>>>>>

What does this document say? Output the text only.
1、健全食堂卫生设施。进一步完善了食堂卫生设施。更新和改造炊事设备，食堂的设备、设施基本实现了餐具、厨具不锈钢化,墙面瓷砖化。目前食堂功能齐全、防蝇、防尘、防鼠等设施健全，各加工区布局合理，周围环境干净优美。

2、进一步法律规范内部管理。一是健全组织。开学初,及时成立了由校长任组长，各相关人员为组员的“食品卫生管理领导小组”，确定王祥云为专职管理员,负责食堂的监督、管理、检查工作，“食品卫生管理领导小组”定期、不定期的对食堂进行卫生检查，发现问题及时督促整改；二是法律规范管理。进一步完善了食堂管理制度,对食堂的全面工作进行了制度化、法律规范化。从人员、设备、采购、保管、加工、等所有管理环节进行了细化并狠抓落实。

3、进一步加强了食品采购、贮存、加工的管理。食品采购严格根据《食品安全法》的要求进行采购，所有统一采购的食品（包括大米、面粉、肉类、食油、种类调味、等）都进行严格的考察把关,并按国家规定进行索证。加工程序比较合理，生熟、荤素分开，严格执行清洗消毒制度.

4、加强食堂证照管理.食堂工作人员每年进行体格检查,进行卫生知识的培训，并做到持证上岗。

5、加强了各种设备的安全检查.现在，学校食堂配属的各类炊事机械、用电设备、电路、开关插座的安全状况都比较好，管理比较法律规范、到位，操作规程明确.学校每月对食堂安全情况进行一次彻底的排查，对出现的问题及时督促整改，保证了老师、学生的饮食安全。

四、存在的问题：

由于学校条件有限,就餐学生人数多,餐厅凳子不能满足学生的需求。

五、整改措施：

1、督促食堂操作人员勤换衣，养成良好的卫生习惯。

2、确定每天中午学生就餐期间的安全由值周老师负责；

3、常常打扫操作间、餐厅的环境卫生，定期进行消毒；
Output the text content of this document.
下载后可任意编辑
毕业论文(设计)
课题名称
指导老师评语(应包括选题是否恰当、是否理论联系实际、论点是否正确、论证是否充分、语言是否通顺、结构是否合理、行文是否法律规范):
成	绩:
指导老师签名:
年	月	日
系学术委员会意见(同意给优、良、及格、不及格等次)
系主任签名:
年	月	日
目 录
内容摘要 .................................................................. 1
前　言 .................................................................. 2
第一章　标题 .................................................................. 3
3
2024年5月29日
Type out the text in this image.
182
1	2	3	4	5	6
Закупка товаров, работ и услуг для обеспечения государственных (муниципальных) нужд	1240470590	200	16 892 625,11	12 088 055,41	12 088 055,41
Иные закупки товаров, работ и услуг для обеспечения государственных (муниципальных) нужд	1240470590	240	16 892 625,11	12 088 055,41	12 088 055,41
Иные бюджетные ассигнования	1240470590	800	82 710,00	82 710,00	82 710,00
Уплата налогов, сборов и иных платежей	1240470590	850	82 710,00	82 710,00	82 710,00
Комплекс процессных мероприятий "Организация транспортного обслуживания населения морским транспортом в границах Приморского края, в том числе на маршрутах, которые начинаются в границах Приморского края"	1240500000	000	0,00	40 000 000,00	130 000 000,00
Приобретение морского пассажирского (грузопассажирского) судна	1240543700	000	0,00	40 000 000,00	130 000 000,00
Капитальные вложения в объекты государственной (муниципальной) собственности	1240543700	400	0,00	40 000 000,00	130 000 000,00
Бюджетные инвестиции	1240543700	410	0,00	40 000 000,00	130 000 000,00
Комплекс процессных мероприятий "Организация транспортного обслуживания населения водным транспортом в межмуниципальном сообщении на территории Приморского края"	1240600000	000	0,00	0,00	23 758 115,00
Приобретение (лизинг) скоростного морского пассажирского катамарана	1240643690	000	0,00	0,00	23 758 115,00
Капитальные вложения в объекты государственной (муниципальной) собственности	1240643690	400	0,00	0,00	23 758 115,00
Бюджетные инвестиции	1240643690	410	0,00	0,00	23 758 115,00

<<<<<

> **TASK DIRECTIONS**
Which lines hold the word "пассажирского"? Copy all of them.

> **REPLY**
Приобретение морского пассажирского (грузопассажирского) судна	1240543700	000	0,00	40 000 000,00	130 000 000,00
Приобретение (лизинг) скоростного морского пассажирского катамарана	1240643690	000	0,00	0,00	23 758 115,00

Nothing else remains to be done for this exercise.